Records excerpted from a collection

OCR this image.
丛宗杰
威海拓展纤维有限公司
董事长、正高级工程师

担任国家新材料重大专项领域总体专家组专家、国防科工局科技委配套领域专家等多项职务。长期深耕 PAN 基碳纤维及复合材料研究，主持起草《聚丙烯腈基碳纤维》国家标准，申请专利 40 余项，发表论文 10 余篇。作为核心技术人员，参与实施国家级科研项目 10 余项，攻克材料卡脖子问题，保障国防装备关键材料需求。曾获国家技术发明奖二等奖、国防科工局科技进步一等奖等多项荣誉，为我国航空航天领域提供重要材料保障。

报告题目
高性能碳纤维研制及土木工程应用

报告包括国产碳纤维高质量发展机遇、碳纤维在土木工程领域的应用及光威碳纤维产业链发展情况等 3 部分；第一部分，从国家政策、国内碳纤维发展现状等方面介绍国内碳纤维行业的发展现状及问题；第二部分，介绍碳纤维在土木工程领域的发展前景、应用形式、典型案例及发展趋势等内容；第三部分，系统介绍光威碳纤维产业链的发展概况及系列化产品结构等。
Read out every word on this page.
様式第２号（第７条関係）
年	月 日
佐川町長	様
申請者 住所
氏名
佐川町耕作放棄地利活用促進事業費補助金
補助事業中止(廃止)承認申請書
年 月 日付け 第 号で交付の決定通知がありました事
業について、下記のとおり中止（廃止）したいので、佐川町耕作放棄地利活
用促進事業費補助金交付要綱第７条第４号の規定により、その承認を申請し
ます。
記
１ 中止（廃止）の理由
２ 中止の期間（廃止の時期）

SHORT EXERCISE: Repeat every line of the material exactly as given.

EXPECTED ANSWER:
OCR this image.
丛宗杰
威海拓展纤维有限公司
董事长、正高级工程师

担任国家新材料重大专项领域总体专家组专家、国防科工局科技委配套领域专家等多项职务。长期深耕 PAN 基碳纤维及复合材料研究，主持起草《聚丙烯腈基碳纤维》国家标准，申请专利 40 余项，发表论文 10 余篇。作为核心技术人员，参与实施国家级科研项目 10 余项，攻克材料卡脖子问题，保障国防装备关键材料需求。曾获国家技术发明奖二等奖、国防科工局科技进步一等奖等多项荣誉，为我国航空航天领域提供重要材料保障。

报告题目
高性能碳纤维研制及土木工程应用

报告包括国产碳纤维高质量发展机遇、碳纤维在土木工程领域的应用及光威碳纤维产业链发展情况等 3 部分；第一部分，从国家政策、国内碳纤维发展现状等方面介绍国内碳纤维行业的发展现状及问题；第二部分，介绍碳纤维在土木工程领域的发展前景、应用形式、典型案例及发展趋势等内容；第三部分，系统介绍光威碳纤维产业链的发展概况及系列化产品结构等。
Read out every word on this page.
様式第２号（第７条関係）
年	月 日
佐川町長	様
申請者 住所
氏名
佐川町耕作放棄地利活用促進事業費補助金
補助事業中止(廃止)承認申請書
年 月 日付け 第 号で交付の決定通知がありました事
業について、下記のとおり中止（廃止）したいので、佐川町耕作放棄地利活
用促進事業費補助金交付要綱第７条第４号の規定により、その承認を申請し
ます。
記
１ 中止（廃止）の理由
２ 中止の期間（廃止の時期）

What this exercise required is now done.